## BEGIN PROVIDED RECORDS

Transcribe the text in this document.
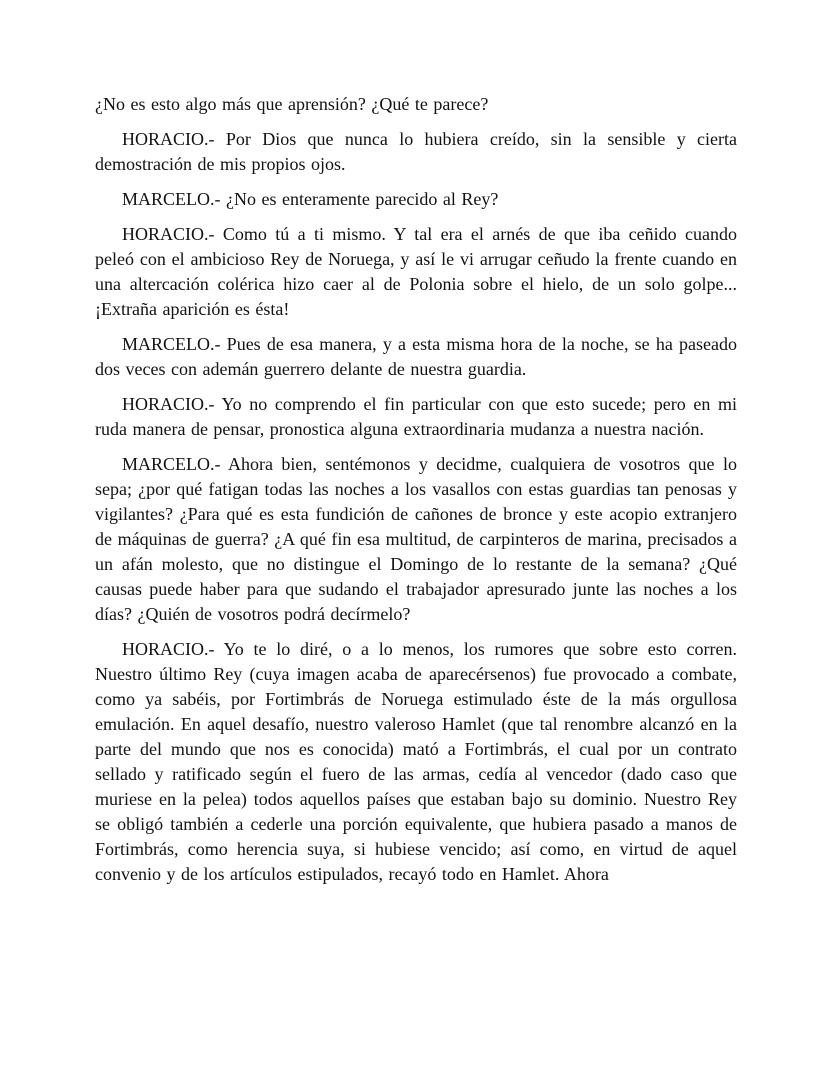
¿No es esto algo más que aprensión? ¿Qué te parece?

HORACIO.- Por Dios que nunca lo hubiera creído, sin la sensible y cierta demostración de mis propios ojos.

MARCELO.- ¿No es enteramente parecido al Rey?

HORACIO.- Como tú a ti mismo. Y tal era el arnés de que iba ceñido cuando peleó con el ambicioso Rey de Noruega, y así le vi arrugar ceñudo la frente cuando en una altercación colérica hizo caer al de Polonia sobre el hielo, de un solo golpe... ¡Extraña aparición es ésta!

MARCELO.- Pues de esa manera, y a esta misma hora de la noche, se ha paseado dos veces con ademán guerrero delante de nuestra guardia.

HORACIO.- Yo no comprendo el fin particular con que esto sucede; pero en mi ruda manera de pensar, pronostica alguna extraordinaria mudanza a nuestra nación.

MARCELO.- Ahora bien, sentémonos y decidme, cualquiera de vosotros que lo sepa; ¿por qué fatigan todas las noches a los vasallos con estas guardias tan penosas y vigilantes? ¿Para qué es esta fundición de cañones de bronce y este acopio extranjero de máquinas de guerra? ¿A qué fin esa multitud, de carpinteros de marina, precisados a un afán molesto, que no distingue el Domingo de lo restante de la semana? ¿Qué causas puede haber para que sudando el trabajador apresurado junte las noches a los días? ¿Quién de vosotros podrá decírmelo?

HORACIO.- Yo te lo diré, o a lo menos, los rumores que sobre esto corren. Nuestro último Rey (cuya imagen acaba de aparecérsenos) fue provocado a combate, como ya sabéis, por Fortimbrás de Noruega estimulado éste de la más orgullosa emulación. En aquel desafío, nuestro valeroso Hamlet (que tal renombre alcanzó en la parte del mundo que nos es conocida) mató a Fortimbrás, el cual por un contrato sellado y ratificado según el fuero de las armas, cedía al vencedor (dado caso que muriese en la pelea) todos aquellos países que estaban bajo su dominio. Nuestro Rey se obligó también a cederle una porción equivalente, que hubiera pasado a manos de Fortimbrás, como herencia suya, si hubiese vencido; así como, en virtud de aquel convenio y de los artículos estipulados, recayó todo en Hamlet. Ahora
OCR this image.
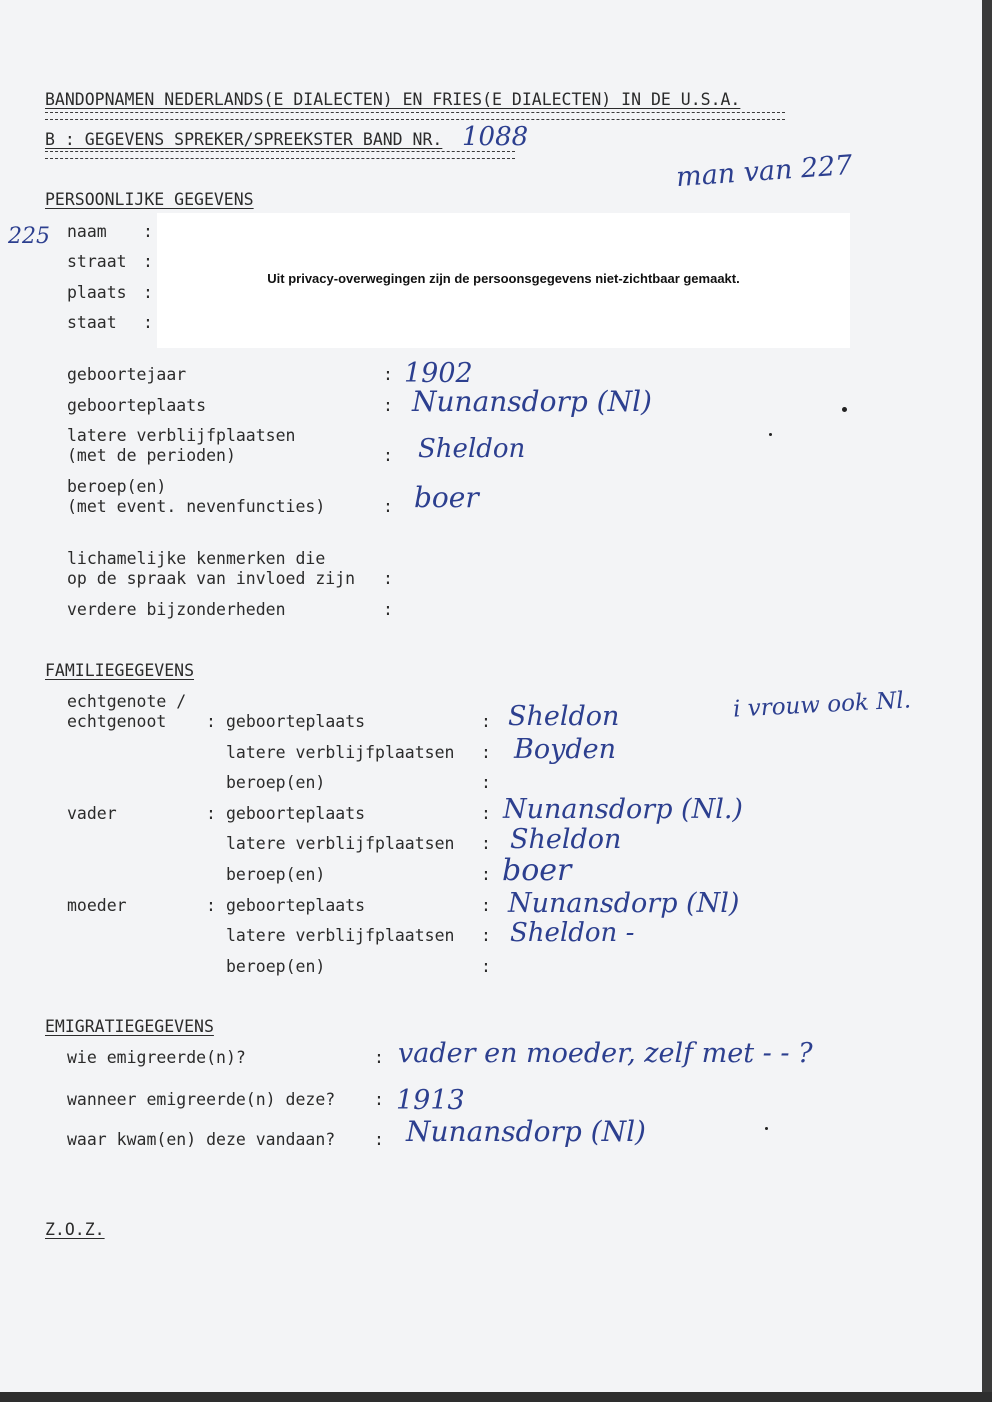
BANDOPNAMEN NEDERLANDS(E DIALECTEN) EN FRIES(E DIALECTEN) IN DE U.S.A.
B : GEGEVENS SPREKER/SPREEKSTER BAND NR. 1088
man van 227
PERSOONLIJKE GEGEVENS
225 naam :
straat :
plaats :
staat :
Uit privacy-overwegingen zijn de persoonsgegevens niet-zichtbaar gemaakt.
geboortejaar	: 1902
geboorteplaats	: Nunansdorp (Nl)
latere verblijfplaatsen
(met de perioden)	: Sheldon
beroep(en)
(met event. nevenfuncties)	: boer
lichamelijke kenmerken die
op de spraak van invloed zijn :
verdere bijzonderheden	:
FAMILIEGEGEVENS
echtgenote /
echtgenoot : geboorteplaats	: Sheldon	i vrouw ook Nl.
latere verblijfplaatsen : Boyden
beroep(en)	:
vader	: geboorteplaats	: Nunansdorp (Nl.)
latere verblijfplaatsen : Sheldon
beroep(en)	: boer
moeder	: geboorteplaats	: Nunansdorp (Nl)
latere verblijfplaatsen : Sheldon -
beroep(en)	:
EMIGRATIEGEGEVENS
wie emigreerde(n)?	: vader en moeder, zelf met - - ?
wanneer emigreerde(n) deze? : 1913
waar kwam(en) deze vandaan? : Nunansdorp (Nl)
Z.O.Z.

## END PROVIDED RECORDS

DIRECTIONS FOR THIS TASK:
Make a word-for-word copy of the entries, without any pictures.

FULL OUTPUT:
Transcribe the text in this document.
¿No es esto algo más que aprensión? ¿Qué te parece?

HORACIO.- Por Dios que nunca lo hubiera creído, sin la sensible y cierta demostración de mis propios ojos.

MARCELO.- ¿No es enteramente parecido al Rey?

HORACIO.- Como tú a ti mismo. Y tal era el arnés de que iba ceñido cuando peleó con el ambicioso Rey de Noruega, y así le vi arrugar ceñudo la frente cuando en una altercación colérica hizo caer al de Polonia sobre el hielo, de un solo golpe... ¡Extraña aparición es ésta!

MARCELO.- Pues de esa manera, y a esta misma hora de la noche, se ha paseado dos veces con ademán guerrero delante de nuestra guardia.

HORACIO.- Yo no comprendo el fin particular con que esto sucede; pero en mi ruda manera de pensar, pronostica alguna extraordinaria mudanza a nuestra nación.

MARCELO.- Ahora bien, sentémonos y decidme, cualquiera de vosotros que lo sepa; ¿por qué fatigan todas las noches a los vasallos con estas guardias tan penosas y vigilantes? ¿Para qué es esta fundición de cañones de bronce y este acopio extranjero de máquinas de guerra? ¿A qué fin esa multitud, de carpinteros de marina, precisados a un afán molesto, que no distingue el Domingo de lo restante de la semana? ¿Qué causas puede haber para que sudando el trabajador apresurado junte las noches a los días? ¿Quién de vosotros podrá decírmelo?

HORACIO.- Yo te lo diré, o a lo menos, los rumores que sobre esto corren. Nuestro último Rey (cuya imagen acaba de aparecérsenos) fue provocado a combate, como ya sabéis, por Fortimbrás de Noruega estimulado éste de la más orgullosa emulación. En aquel desafío, nuestro valeroso Hamlet (que tal renombre alcanzó en la parte del mundo que nos es conocida) mató a Fortimbrás, el cual por un contrato sellado y ratificado según el fuero de las armas, cedía al vencedor (dado caso que muriese en la pelea) todos aquellos países que estaban bajo su dominio. Nuestro Rey se obligó también a cederle una porción equivalente, que hubiera pasado a manos de Fortimbrás, como herencia suya, si hubiese vencido; así como, en virtud de aquel convenio y de los artículos estipulados, recayó todo en Hamlet. Ahora
OCR this image.
BANDOPNAMEN NEDERLANDS(E DIALECTEN) EN FRIES(E DIALECTEN) IN DE U.S.A.
B : GEGEVENS SPREKER/SPREEKSTER BAND NR. 1088
man van 227
PERSOONLIJKE GEGEVENS
225 naam :
straat :
plaats :
staat :
Uit privacy-overwegingen zijn de persoonsgegevens niet-zichtbaar gemaakt.
geboortejaar	: 1902
geboorteplaats	: Nunansdorp (Nl)
latere verblijfplaatsen
(met de perioden)	: Sheldon
beroep(en)
(met event. nevenfuncties)	: boer
lichamelijke kenmerken die
op de spraak van invloed zijn :
verdere bijzonderheden	:
FAMILIEGEGEVENS
echtgenote /
echtgenoot : geboorteplaats	: Sheldon	i vrouw ook Nl.
latere verblijfplaatsen : Boyden
beroep(en)	:
vader	: geboorteplaats	: Nunansdorp (Nl.)
latere verblijfplaatsen : Sheldon
beroep(en)	: boer
moeder	: geboorteplaats	: Nunansdorp (Nl)
latere verblijfplaatsen : Sheldon -
beroep(en)	:
EMIGRATIEGEGEVENS
wie emigreerde(n)?	: vader en moeder, zelf met - - ?
wanneer emigreerde(n) deze? : 1913
waar kwam(en) deze vandaan? : Nunansdorp (Nl)
Z.O.Z.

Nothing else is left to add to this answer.